Every record below is to be retyped exactly.

Stored data
------------
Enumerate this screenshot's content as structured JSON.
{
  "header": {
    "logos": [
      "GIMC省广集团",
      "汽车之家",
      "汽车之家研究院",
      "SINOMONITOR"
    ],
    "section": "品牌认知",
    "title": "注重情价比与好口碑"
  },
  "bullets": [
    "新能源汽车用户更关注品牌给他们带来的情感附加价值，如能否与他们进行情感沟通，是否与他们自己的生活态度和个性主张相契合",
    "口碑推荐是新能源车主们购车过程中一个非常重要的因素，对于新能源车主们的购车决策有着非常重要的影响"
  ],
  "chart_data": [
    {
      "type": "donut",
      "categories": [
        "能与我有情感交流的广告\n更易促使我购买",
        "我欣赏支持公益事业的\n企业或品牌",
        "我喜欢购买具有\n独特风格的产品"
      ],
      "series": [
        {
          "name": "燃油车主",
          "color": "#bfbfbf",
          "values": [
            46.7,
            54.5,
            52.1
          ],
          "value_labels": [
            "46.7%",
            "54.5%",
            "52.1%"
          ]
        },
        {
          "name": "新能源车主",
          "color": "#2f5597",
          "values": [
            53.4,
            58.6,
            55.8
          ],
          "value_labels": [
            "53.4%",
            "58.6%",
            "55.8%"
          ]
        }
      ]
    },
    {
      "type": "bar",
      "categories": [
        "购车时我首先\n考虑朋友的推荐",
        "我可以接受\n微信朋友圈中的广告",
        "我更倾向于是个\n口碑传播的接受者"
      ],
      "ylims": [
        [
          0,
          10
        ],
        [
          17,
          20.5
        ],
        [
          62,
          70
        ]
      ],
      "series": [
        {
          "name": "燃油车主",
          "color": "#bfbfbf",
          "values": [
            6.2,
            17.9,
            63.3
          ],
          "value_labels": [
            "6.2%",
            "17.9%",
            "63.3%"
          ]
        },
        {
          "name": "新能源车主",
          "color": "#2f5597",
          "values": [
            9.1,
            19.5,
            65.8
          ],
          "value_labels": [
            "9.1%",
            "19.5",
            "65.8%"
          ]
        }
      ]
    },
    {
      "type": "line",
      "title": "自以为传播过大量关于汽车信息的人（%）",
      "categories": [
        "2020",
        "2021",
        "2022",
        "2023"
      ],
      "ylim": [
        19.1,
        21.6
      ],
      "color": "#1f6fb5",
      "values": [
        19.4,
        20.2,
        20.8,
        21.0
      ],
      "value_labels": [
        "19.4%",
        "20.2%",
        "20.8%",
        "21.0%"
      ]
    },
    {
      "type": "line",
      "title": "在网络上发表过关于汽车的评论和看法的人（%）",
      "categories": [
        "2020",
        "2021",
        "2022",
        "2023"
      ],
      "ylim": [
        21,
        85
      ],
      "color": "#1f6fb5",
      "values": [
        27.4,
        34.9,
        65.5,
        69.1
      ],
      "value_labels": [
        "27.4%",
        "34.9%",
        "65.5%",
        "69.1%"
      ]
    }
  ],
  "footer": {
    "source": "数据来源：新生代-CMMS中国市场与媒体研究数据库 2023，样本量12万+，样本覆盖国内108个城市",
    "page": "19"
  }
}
------------
▶ **Output**:
Enumerate this screenshot's content as structured JSON.
{
  "header": {
    "logos": [
      "GIMC省广集团",
      "汽车之家",
      "汽车之家研究院",
      "SINOMONITOR"
    ],
    "section": "品牌认知",
    "title": "注重情价比与好口碑"
  },
  "bullets": [
    "新能源汽车用户更关注品牌给他们带来的情感附加价值，如能否与他们进行情感沟通，是否与他们自己的生活态度和个性主张相契合",
    "口碑推荐是新能源车主们购车过程中一个非常重要的因素，对于新能源车主们的购车决策有着非常重要的影响"
  ],
  "chart_data": [
    {
      "type": "donut",
      "categories": [
        "能与我有情感交流的广告\n更易促使我购买",
        "我欣赏支持公益事业的\n企业或品牌",
        "我喜欢购买具有\n独特风格的产品"
      ],
      "series": [
        {
          "name": "燃油车主",
          "color": "#bfbfbf",
          "values": [
            46.7,
            54.5,
            52.1
          ],
          "value_labels": [
            "46.7%",
            "54.5%",
            "52.1%"
          ]
        },
        {
          "name": "新能源车主",
          "color": "#2f5597",
          "values": [
            53.4,
            58.6,
            55.8
          ],
          "value_labels": [
            "53.4%",
            "58.6%",
            "55.8%"
          ]
        }
      ]
    },
    {
      "type": "bar",
      "categories": [
        "购车时我首先\n考虑朋友的推荐",
        "我可以接受\n微信朋友圈中的广告",
        "我更倾向于是个\n口碑传播的接受者"
      ],
      "ylims": [
        [
          0,
          10
        ],
        [
          17,
          20.5
        ],
        [
          62,
          70
        ]
      ],
      "series": [
        {
          "name": "燃油车主",
          "color": "#bfbfbf",
          "values": [
            6.2,
            17.9,
            63.3
          ],
          "value_labels": [
            "6.2%",
            "17.9%",
            "63.3%"
          ]
        },
        {
          "name": "新能源车主",
          "color": "#2f5597",
          "values": [
            9.1,
            19.5,
            65.8
          ],
          "value_labels": [
            "9.1%",
            "19.5",
            "65.8%"
          ]
        }
      ]
    },
    {
      "type": "line",
      "title": "自以为传播过大量关于汽车信息的人（%）",
      "categories": [
        "2020",
        "2021",
        "2022",
        "2023"
      ],
      "ylim": [
        19.1,
        21.6
      ],
      "color": "#1f6fb5",
      "values": [
        19.4,
        20.2,
        20.8,
        21.0
      ],
      "value_labels": [
        "19.4%",
        "20.2%",
        "20.8%",
        "21.0%"
      ]
    },
    {
      "type": "line",
      "title": "在网络上发表过关于汽车的评论和看法的人（%）",
      "categories": [
        "2020",
        "2021",
        "2022",
        "2023"
      ],
      "ylim": [
        21,
        85
      ],
      "color": "#1f6fb5",
      "values": [
        27.4,
        34.9,
        65.5,
        69.1
      ],
      "value_labels": [
        "27.4%",
        "34.9%",
        "65.5%",
        "69.1%"
      ]
    }
  ],
  "footer": {
    "source": "数据来源：新生代-CMMS中国市场与媒体研究数据库 2023，样本量12万+，样本覆盖国内108个城市",
    "page": "19"
  }
}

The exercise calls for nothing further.